### Written task
Reproduce every line of the entries below without changing anything, and leave the pictures out.

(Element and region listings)
---*---

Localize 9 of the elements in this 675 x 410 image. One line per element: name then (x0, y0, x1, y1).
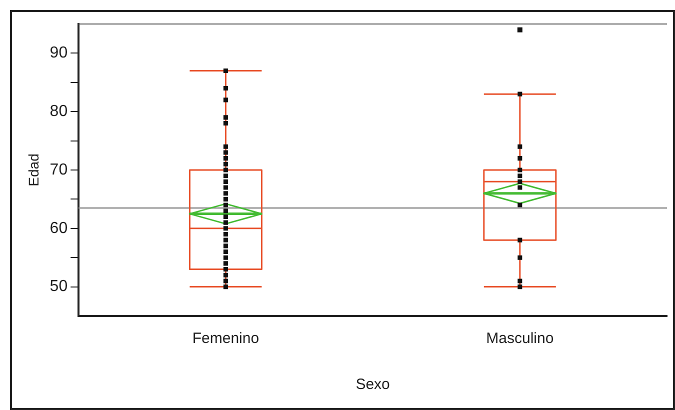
y-tick-label: 50 (50, 278, 68, 296)
y-tick-label: 90 (50, 44, 68, 62)
x-axis-title: Sexo (356, 376, 390, 394)
x-tick-label: Femenino (192, 330, 260, 348)
y-tick-label: 60 (50, 220, 68, 237)
y-tick-label: 80 (50, 103, 68, 120)
x-tick-label: Masculino (486, 330, 554, 348)
y-axis-title: Edad (25, 154, 42, 186)
y-tick-label: 70 (50, 161, 68, 178)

---*---

### Expected answer
Localize 9 of the elements in this 675 x 410 image. One line per element: name then (x0, y0, x1, y1).
y-tick-label: 50 (50, 278, 68, 296)
y-tick-label: 90 (50, 44, 68, 62)
x-axis-title: Sexo (356, 376, 390, 394)
x-tick-label: Femenino (192, 330, 260, 348)
y-tick-label: 60 (50, 220, 68, 237)
y-tick-label: 80 (50, 103, 68, 120)
x-tick-label: Masculino (486, 330, 554, 348)
y-axis-title: Edad (25, 154, 42, 186)
y-tick-label: 70 (50, 161, 68, 178)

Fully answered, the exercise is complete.